#### DIRECTIONS FOR THIS TASK:
Look through the lines of the material and count those containing "name". Give that count alone.

#### RECORDS FOR THIS TASK:

****

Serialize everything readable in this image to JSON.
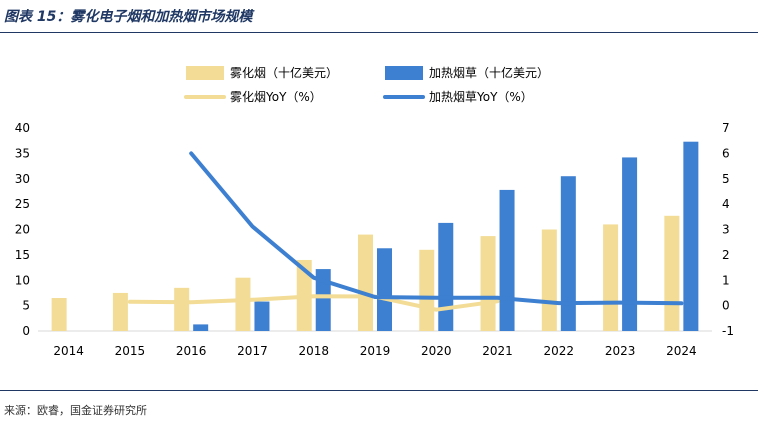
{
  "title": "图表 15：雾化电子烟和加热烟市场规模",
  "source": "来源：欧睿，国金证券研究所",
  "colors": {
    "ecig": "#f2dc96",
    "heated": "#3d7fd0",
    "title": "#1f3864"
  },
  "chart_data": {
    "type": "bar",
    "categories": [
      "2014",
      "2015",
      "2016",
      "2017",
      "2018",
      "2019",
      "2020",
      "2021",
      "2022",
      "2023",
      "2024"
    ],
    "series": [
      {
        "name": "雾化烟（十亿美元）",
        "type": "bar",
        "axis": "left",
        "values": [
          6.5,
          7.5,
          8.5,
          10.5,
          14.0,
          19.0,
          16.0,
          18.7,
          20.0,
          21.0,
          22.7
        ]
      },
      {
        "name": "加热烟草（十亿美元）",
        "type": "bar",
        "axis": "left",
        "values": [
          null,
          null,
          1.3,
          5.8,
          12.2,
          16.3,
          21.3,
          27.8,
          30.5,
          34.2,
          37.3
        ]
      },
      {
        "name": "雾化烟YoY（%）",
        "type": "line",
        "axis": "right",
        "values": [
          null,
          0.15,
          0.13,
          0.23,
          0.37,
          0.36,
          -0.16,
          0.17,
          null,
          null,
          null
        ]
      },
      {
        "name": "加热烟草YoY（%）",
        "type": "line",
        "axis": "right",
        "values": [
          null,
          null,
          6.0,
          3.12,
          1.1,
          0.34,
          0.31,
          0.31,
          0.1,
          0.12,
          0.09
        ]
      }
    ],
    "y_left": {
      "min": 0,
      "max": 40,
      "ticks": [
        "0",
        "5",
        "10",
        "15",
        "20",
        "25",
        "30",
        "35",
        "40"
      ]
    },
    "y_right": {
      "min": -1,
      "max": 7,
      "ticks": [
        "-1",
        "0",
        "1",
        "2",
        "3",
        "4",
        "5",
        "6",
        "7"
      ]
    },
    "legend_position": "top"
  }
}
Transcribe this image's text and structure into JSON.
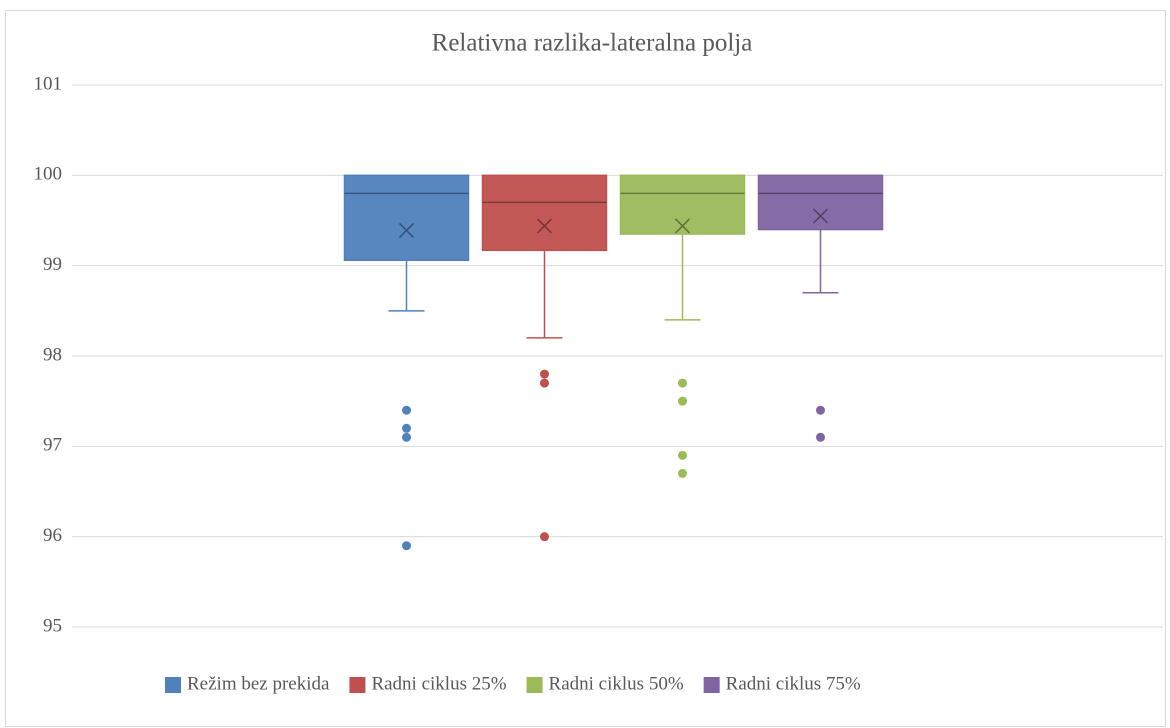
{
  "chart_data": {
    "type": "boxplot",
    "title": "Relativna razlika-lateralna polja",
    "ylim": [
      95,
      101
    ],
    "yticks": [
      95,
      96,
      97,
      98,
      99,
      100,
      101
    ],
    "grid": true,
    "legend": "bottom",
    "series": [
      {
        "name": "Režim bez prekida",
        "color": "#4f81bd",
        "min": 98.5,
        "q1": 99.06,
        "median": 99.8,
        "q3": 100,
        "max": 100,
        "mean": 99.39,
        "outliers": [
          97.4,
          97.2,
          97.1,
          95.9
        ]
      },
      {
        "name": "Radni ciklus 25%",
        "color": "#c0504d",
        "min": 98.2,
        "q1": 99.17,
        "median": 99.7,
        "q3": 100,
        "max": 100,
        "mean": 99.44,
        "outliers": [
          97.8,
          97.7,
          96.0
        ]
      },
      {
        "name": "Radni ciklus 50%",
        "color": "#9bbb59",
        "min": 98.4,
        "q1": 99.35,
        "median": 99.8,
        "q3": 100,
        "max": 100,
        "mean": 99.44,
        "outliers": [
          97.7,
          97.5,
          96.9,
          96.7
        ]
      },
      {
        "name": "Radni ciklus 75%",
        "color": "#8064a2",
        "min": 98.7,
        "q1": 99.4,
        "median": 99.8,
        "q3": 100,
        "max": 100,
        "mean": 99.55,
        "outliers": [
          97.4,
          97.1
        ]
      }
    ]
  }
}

****

#### RESPONSE:
8